Extract the records below word for word and ignore the images.

── SOURCE RECORDS

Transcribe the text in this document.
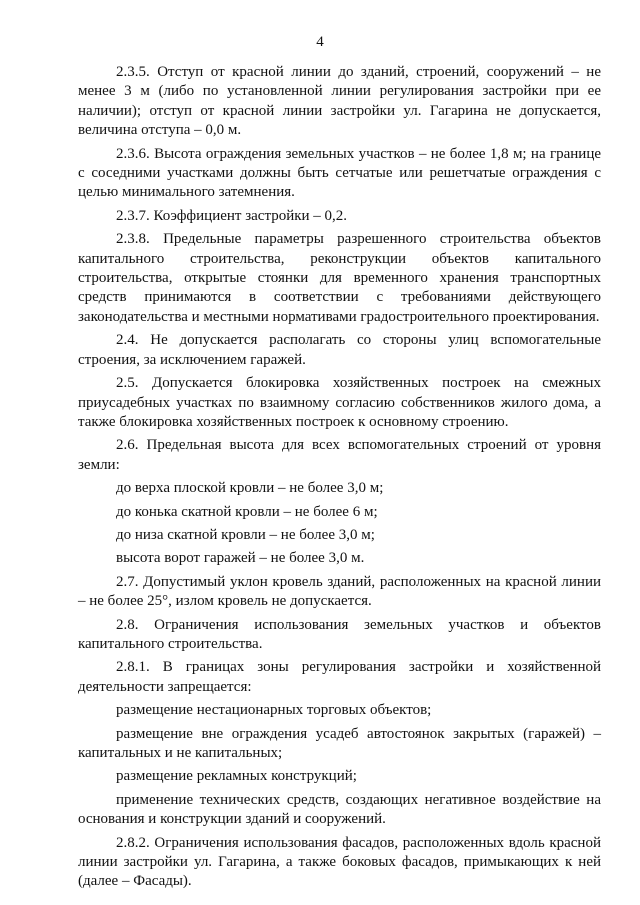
4

2.3.5. Отступ от красной линии до зданий, строений, сооружений – не менее 3 м (либо по установленной линии регулирования застройки при ее наличии); отступ от красной линии застройки ул. Гагарина не допускается, величина отступа – 0,0 м.

2.3.6. Высота ограждения земельных участков – не более 1,8 м; на границе с соседними участками должны быть сетчатые или решетчатые ограждения с целью минимального затемнения.

2.3.7. Коэффициент застройки – 0,2.

2.3.8. Предельные параметры разрешенного строительства объектов капитального строительства, реконструкции объектов капитального строительства, открытые стоянки для временного хранения транспортных средств принимаются в соответствии с требованиями действующего законодательства и местными нормативами градостроительного проектирования.

2.4. Не допускается располагать со стороны улиц вспомогательные строения, за исключением гаражей.

2.5. Допускается блокировка хозяйственных построек на смежных приусадебных участках по взаимному согласию собственников жилого дома, а также блокировка хозяйственных построек к основному строению.

2.6. Предельная высота для всех вспомогательных строений от уровня земли:

до верха плоской кровли – не более 3,0 м;

до конька скатной кровли – не более 6 м;

до низа скатной кровли – не более 3,0 м;

высота ворот гаражей – не более 3,0 м.

2.7. Допустимый уклон кровель зданий, расположенных на красной линии – не более 25°, излом кровель не допускается.

2.8. Ограничения использования земельных участков и объектов капитального строительства.

2.8.1. В границах зоны регулирования застройки и хозяйственной деятельности запрещается:

размещение нестационарных торговых объектов;

размещение вне ограждения усадеб автостоянок закрытых (гаражей) – капитальных и не капитальных;

размещение рекламных конструкций;

применение технических средств, создающих негативное воздействие на основания и конструкции зданий и сооружений.

2.8.2. Ограничения использования фасадов, расположенных вдоль красной линии застройки ул. Гагарина, а также боковых фасадов, примыкающих к ней (далее – Фасады).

────

ANSWER FOR THIS EXERCISE →
Transcribe the text in this document.
4

2.3.5. Отступ от красной линии до зданий, строений, сооружений – не менее 3 м (либо по установленной линии регулирования застройки при ее наличии); отступ от красной линии застройки ул. Гагарина не допускается, величина отступа – 0,0 м.

2.3.6. Высота ограждения земельных участков – не более 1,8 м; на границе с соседними участками должны быть сетчатые или решетчатые ограждения с целью минимального затемнения.

2.3.7. Коэффициент застройки – 0,2.

2.3.8. Предельные параметры разрешенного строительства объектов капитального строительства, реконструкции объектов капитального строительства, открытые стоянки для временного хранения транспортных средств принимаются в соответствии с требованиями действующего законодательства и местными нормативами градостроительного проектирования.

2.4. Не допускается располагать со стороны улиц вспомогательные строения, за исключением гаражей.

2.5. Допускается блокировка хозяйственных построек на смежных приусадебных участках по взаимному согласию собственников жилого дома, а также блокировка хозяйственных построек к основному строению.

2.6. Предельная высота для всех вспомогательных строений от уровня земли:

до верха плоской кровли – не более 3,0 м;

до конька скатной кровли – не более 6 м;

до низа скатной кровли – не более 3,0 м;

высота ворот гаражей – не более 3,0 м.

2.7. Допустимый уклон кровель зданий, расположенных на красной линии – не более 25°, излом кровель не допускается.

2.8. Ограничения использования земельных участков и объектов капитального строительства.

2.8.1. В границах зоны регулирования застройки и хозяйственной деятельности запрещается:

размещение нестационарных торговых объектов;

размещение вне ограждения усадеб автостоянок закрытых (гаражей) – капитальных и не капитальных;

размещение рекламных конструкций;

применение технических средств, создающих негативное воздействие на основания и конструкции зданий и сооружений.

2.8.2. Ограничения использования фасадов, расположенных вдоль красной линии застройки ул. Гагарина, а также боковых фасадов, примыкающих к ней (далее – Фасады).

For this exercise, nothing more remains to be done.